### TASK INPUTS
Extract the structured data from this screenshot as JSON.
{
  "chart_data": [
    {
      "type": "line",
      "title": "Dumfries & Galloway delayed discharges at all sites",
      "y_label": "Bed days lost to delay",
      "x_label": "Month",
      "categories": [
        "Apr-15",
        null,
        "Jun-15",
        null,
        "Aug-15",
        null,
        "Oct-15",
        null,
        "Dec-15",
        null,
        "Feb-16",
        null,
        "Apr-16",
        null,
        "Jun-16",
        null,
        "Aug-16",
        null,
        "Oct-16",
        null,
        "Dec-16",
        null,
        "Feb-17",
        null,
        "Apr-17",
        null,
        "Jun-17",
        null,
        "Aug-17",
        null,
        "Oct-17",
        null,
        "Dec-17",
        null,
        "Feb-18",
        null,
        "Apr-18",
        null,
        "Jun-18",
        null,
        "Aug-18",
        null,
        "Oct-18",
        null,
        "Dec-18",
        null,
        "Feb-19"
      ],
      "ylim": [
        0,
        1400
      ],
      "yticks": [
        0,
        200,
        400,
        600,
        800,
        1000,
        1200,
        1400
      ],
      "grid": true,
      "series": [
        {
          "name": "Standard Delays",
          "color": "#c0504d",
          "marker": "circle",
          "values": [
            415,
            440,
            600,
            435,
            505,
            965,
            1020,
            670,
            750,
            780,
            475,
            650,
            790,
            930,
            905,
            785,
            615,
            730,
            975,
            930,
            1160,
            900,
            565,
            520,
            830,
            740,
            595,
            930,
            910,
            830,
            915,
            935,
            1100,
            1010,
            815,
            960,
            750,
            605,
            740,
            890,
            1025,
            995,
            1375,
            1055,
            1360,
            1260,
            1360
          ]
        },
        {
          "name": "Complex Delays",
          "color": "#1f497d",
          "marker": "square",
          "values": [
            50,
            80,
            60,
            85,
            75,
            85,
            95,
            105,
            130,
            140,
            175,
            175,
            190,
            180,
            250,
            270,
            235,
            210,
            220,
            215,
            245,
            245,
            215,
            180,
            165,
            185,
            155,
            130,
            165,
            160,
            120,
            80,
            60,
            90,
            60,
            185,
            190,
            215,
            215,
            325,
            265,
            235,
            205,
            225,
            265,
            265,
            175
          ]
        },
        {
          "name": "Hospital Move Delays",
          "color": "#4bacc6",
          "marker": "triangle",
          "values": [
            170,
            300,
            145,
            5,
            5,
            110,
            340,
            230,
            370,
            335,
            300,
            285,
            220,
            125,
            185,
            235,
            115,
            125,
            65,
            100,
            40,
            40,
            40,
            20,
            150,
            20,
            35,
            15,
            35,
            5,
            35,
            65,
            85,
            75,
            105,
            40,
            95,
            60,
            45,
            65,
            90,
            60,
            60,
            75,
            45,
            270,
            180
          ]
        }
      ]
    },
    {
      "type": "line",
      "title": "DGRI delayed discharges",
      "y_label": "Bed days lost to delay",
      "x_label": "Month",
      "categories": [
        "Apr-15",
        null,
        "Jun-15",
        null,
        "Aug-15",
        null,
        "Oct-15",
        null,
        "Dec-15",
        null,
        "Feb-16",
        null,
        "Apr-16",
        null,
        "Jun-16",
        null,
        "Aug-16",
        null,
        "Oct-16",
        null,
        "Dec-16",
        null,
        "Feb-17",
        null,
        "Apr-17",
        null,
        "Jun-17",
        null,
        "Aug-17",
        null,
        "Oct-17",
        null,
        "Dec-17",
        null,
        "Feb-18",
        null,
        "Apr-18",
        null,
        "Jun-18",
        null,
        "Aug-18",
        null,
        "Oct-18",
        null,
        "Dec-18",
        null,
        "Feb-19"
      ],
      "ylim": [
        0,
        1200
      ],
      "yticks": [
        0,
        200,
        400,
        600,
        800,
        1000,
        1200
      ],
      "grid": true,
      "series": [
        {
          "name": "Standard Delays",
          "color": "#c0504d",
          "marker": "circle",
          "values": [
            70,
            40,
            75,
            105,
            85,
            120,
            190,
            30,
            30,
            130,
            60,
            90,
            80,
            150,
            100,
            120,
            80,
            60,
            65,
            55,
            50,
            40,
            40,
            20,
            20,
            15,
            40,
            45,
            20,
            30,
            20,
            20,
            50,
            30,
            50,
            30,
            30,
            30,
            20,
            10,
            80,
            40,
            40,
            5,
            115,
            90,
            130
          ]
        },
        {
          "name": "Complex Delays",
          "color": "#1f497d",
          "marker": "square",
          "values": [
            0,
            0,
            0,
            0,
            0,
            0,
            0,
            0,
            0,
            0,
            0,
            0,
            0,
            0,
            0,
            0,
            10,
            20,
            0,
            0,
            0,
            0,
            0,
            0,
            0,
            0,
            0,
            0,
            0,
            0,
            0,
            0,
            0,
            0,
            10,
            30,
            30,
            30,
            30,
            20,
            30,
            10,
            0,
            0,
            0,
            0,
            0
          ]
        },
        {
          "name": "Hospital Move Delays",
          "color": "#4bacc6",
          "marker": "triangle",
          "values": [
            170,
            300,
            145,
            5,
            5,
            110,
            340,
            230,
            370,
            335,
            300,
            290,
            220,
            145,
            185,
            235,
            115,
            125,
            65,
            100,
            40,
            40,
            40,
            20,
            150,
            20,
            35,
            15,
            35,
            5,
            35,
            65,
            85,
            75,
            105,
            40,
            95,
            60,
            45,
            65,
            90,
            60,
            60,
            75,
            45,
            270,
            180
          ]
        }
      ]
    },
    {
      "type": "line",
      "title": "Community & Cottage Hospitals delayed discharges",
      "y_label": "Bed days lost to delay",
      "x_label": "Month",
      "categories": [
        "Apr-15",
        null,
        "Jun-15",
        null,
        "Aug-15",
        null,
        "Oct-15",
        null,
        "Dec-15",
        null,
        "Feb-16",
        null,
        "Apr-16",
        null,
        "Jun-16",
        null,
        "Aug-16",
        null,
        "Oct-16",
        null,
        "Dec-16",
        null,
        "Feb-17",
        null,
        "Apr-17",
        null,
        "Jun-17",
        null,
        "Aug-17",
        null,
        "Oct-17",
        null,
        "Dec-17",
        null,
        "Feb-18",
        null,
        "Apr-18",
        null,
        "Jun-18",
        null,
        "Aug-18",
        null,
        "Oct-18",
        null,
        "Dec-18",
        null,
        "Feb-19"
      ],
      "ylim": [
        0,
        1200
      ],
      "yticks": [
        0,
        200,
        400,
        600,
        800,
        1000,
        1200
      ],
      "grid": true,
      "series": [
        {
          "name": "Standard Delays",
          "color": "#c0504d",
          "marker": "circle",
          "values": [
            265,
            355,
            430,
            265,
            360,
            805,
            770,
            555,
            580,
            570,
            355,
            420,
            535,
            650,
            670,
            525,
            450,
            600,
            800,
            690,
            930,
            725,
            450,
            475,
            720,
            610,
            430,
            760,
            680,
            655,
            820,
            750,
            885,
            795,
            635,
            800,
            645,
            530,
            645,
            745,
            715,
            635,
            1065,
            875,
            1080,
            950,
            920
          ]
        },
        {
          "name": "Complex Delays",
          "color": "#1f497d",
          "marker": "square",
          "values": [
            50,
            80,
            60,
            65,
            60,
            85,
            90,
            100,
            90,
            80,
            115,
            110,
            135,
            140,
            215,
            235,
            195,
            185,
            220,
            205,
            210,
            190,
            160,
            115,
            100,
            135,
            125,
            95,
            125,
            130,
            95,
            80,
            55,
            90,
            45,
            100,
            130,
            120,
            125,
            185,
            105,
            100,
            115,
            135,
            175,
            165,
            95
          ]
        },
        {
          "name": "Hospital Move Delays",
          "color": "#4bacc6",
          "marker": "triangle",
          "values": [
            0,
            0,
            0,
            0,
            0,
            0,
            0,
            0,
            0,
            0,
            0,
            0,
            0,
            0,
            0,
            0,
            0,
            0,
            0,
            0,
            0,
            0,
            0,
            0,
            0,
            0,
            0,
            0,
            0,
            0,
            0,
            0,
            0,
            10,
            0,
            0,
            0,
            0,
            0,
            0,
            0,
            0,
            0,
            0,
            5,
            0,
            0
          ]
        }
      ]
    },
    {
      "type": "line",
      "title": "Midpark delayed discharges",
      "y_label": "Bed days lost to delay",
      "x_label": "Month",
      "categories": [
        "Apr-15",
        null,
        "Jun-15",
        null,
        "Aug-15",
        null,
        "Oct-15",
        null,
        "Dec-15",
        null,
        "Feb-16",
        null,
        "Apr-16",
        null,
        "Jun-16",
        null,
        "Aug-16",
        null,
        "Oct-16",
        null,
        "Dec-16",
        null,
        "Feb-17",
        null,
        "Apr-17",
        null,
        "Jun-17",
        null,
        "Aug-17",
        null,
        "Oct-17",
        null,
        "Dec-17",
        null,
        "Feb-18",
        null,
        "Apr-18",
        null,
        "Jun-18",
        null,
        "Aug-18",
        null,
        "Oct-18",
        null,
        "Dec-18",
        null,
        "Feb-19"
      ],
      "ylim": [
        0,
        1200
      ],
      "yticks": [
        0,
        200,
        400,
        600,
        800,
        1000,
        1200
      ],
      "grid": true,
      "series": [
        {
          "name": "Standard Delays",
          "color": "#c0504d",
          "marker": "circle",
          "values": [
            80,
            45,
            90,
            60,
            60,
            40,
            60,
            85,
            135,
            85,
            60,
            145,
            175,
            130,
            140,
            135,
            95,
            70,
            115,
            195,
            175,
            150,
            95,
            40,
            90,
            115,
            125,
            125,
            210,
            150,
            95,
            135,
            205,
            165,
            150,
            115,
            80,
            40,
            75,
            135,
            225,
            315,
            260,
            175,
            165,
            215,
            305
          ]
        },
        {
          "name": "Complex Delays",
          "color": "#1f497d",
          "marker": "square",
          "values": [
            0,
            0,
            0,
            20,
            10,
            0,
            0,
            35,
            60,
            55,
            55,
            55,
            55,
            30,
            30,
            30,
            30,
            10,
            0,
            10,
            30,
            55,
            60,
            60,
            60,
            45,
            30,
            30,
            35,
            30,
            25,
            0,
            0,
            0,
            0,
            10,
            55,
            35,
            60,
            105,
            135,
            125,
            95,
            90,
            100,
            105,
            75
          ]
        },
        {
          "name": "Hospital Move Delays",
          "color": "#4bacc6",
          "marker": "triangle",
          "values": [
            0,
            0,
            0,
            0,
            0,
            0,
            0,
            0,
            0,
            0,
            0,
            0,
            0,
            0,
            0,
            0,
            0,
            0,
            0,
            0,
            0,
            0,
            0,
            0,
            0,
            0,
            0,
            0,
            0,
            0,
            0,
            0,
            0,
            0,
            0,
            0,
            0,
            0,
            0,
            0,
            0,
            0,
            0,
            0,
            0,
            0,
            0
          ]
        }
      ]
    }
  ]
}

### WHAT THE TASK REQUIRES
Look through the material and copy each line that has "title".

### OUTPUT
      "title": "Dumfries & Galloway delayed discharges at all sites",
      "title": "DGRI delayed discharges",
      "title": "Community & Cottage Hospitals delayed discharges",
      "title": "Midpark delayed discharges",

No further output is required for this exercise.